[Data records]
%%
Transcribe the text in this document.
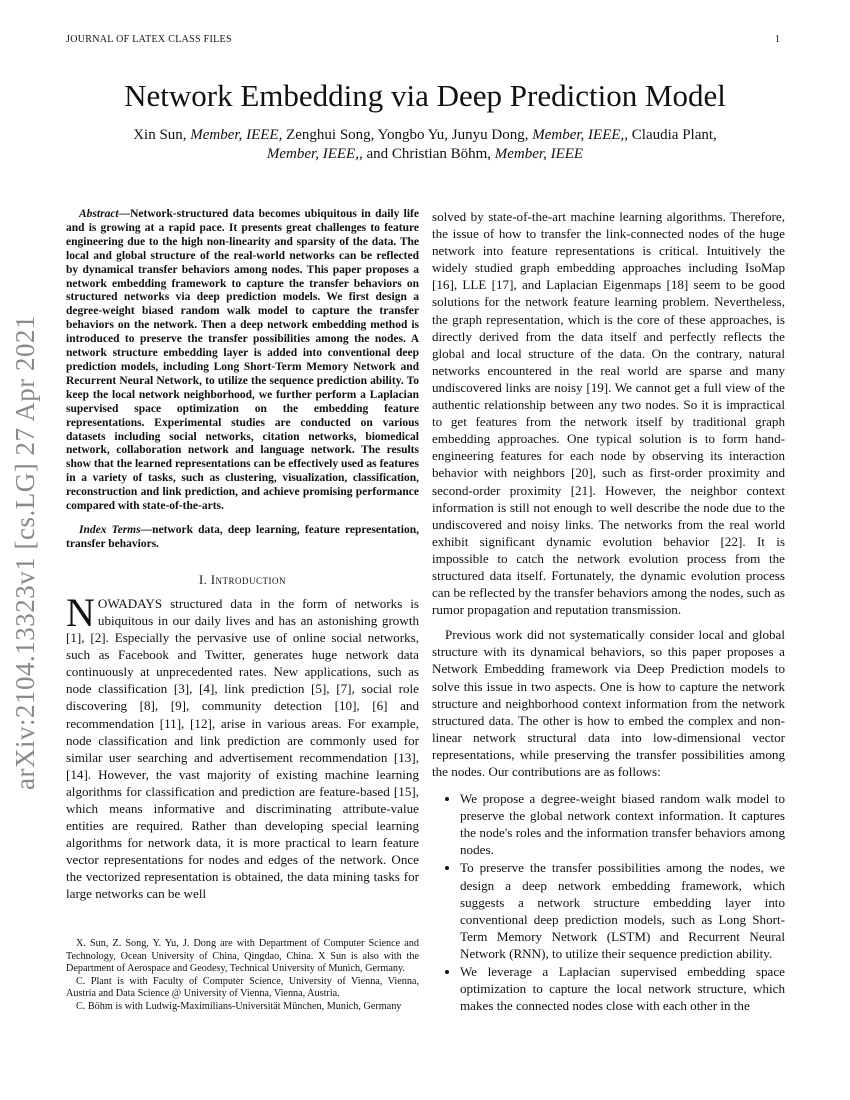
JOURNAL OF LATEX CLASS FILES	1
arXiv:2104.13323v1 [cs.LG] 27 Apr 2021
Network Embedding via Deep Prediction Model
Xin Sun, Member, IEEE, Zenghui Song, Yongbo Yu, Junyu Dong, Member, IEEE,, Claudia Plant,
Member, IEEE,, and Christian Böhm, Member, IEEE

Abstract—Network-structured data becomes ubiquitous in daily life and is growing at a rapid pace. It presents great challenges to feature engineering due to the high non-linearity and sparsity of the data. The local and global structure of the real-world networks can be reflected by dynamical transfer behaviors among nodes. This paper proposes a network embedding framework to capture the transfer behaviors on structured networks via deep prediction models. We first design a degree-weight biased random walk model to capture the transfer behaviors on the network. Then a deep network embedding method is introduced to preserve the transfer possibilities among the nodes. A network structure embedding layer is added into conventional deep prediction models, including Long Short-Term Memory Network and Recurrent Neural Network, to utilize the sequence prediction ability. To keep the local network neighborhood, we further perform a Laplacian supervised space optimization on the embedding feature representations. Experimental studies are conducted on various datasets including social networks, citation networks, biomedical network, collaboration network and language network. The results show that the learned representations can be effectively used as features in a variety of tasks, such as clustering, visualization, classification, reconstruction and link prediction, and achieve promising performance compared with state-of-the-arts.

Index Terms—network data, deep learning, feature representation, transfer behaviors.

I. Introduction

NOWADAYS structured data in the form of networks is ubiquitous in our daily lives and has an astonishing growth [1], [2]. Especially the pervasive use of online social networks, such as Facebook and Twitter, generates huge network data continuously at unprecedented rates. New applications, such as node classification [3], [4], link prediction [5], [7], social role discovering [8], [9], community detection [10], [6] and recommendation [11], [12], arise in various areas. For example, node classification and link prediction are commonly used for similar user searching and advertisement recommendation [13], [14]. However, the vast majority of existing machine learning algorithms for classification and prediction are feature-based [15], which means informative and discriminating attribute-value entities are required. Rather than developing special learning algorithms for network data, it is more practical to learn feature vector representations for nodes and edges of the network. Once the vectorized representation is obtained, the data mining tasks for large networks can be well

X. Sun, Z. Song, Y. Yu, J. Dong are with Department of Computer Science and Technology, Ocean University of China, Qingdao, China. X Sun is also with the Department of Aerospace and Geodesy, Technical University of Munich, Germany.

C. Plant is with Faculty of Computer Science, University of Vienna, Vienna, Austria and Data Science @ University of Vienna, Vienna, Austria.

C. Böhm is with Ludwig-Maximilians-Universität München, Munich, Germany

solved by state-of-the-art machine learning algorithms. Therefore, the issue of how to transfer the link-connected nodes of the huge network into feature representations is critical. Intuitively the widely studied graph embedding approaches including IsoMap [16], LLE [17], and Laplacian Eigenmaps [18] seem to be good solutions for the network feature learning problem. Nevertheless, the graph representation, which is the core of these approaches, is directly derived from the data itself and perfectly reflects the global and local structure of the data. On the contrary, natural networks encountered in the real world are sparse and many undiscovered links are noisy [19]. We cannot get a full view of the authentic relationship between any two nodes. So it is impractical to get features from the network itself by traditional graph embedding approaches. One typical solution is to form hand-engineering features for each node by observing its interaction behavior with neighbors [20], such as first-order proximity and second-order proximity [21]. However, the neighbor context information is still not enough to well describe the node due to the undiscovered and noisy links. The networks from the real world exhibit significant dynamic evolution behavior [22]. It is impossible to catch the network evolution process from the structured data itself. Fortunately, the dynamic evolution process can be reflected by the transfer behaviors among the nodes, such as rumor propagation and reputation transmission.

Previous work did not systematically consider local and global structure with its dynamical behaviors, so this paper proposes a Network Embedding framework via Deep Prediction models to solve this issue in two aspects. One is how to capture the network structure and neighborhood context information from the network structured data. The other is how to embed the complex and non-linear network structural data into low-dimensional vector representations, while preserving the transfer possibilities among the nodes. Our contributions are as follows:

• We propose a degree-weight biased random walk model to preserve the global network context information. It captures the node's roles and the information transfer behaviors among nodes.
• To preserve the transfer possibilities among the nodes, we design a deep network embedding framework, which suggests a network structure embedding layer into conventional deep prediction models, such as Long Short-Term Memory Network (LSTM) and Recurrent Neural Network (RNN), to utilize their sequence prediction ability.
• We leverage a Laplacian supervised embedding space optimization to capture the local network structure, which makes the connected nodes close with each other in the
%%
▸ TASK TO CARRY OUT
Repeat the preceding records precisely, and leave every picture out of the copy.

▸ RESULT
Transcribe the text in this document.
JOURNAL OF LATEX CLASS FILES	1
arXiv:2104.13323v1 [cs.LG] 27 Apr 2021
Network Embedding via Deep Prediction Model
Xin Sun, Member, IEEE, Zenghui Song, Yongbo Yu, Junyu Dong, Member, IEEE,, Claudia Plant,
Member, IEEE,, and Christian Böhm, Member, IEEE

Abstract—Network-structured data becomes ubiquitous in daily life and is growing at a rapid pace. It presents great challenges to feature engineering due to the high non-linearity and sparsity of the data. The local and global structure of the real-world networks can be reflected by dynamical transfer behaviors among nodes. This paper proposes a network embedding framework to capture the transfer behaviors on structured networks via deep prediction models. We first design a degree-weight biased random walk model to capture the transfer behaviors on the network. Then a deep network embedding method is introduced to preserve the transfer possibilities among the nodes. A network structure embedding layer is added into conventional deep prediction models, including Long Short-Term Memory Network and Recurrent Neural Network, to utilize the sequence prediction ability. To keep the local network neighborhood, we further perform a Laplacian supervised space optimization on the embedding feature representations. Experimental studies are conducted on various datasets including social networks, citation networks, biomedical network, collaboration network and language network. The results show that the learned representations can be effectively used as features in a variety of tasks, such as clustering, visualization, classification, reconstruction and link prediction, and achieve promising performance compared with state-of-the-arts.

Index Terms—network data, deep learning, feature representation, transfer behaviors.

I. Introduction

NOWADAYS structured data in the form of networks is ubiquitous in our daily lives and has an astonishing growth [1], [2]. Especially the pervasive use of online social networks, such as Facebook and Twitter, generates huge network data continuously at unprecedented rates. New applications, such as node classification [3], [4], link prediction [5], [7], social role discovering [8], [9], community detection [10], [6] and recommendation [11], [12], arise in various areas. For example, node classification and link prediction are commonly used for similar user searching and advertisement recommendation [13], [14]. However, the vast majority of existing machine learning algorithms for classification and prediction are feature-based [15], which means informative and discriminating attribute-value entities are required. Rather than developing special learning algorithms for network data, it is more practical to learn feature vector representations for nodes and edges of the network. Once the vectorized representation is obtained, the data mining tasks for large networks can be well

X. Sun, Z. Song, Y. Yu, J. Dong are with Department of Computer Science and Technology, Ocean University of China, Qingdao, China. X Sun is also with the Department of Aerospace and Geodesy, Technical University of Munich, Germany.

C. Plant is with Faculty of Computer Science, University of Vienna, Vienna, Austria and Data Science @ University of Vienna, Vienna, Austria.

C. Böhm is with Ludwig-Maximilians-Universität München, Munich, Germany

solved by state-of-the-art machine learning algorithms. Therefore, the issue of how to transfer the link-connected nodes of the huge network into feature representations is critical. Intuitively the widely studied graph embedding approaches including IsoMap [16], LLE [17], and Laplacian Eigenmaps [18] seem to be good solutions for the network feature learning problem. Nevertheless, the graph representation, which is the core of these approaches, is directly derived from the data itself and perfectly reflects the global and local structure of the data. On the contrary, natural networks encountered in the real world are sparse and many undiscovered links are noisy [19]. We cannot get a full view of the authentic relationship between any two nodes. So it is impractical to get features from the network itself by traditional graph embedding approaches. One typical solution is to form hand-engineering features for each node by observing its interaction behavior with neighbors [20], such as first-order proximity and second-order proximity [21]. However, the neighbor context information is still not enough to well describe the node due to the undiscovered and noisy links. The networks from the real world exhibit significant dynamic evolution behavior [22]. It is impossible to catch the network evolution process from the structured data itself. Fortunately, the dynamic evolution process can be reflected by the transfer behaviors among the nodes, such as rumor propagation and reputation transmission.

Previous work did not systematically consider local and global structure with its dynamical behaviors, so this paper proposes a Network Embedding framework via Deep Prediction models to solve this issue in two aspects. One is how to capture the network structure and neighborhood context information from the network structured data. The other is how to embed the complex and non-linear network structural data into low-dimensional vector representations, while preserving the transfer possibilities among the nodes. Our contributions are as follows:

• We propose a degree-weight biased random walk model to preserve the global network context information. It captures the node's roles and the information transfer behaviors among nodes.
• To preserve the transfer possibilities among the nodes, we design a deep network embedding framework, which suggests a network structure embedding layer into conventional deep prediction models, such as Long Short-Term Memory Network (LSTM) and Recurrent Neural Network (RNN), to utilize their sequence prediction ability.
• We leverage a Laplacian supervised embedding space optimization to capture the local network structure, which makes the connected nodes close with each other in the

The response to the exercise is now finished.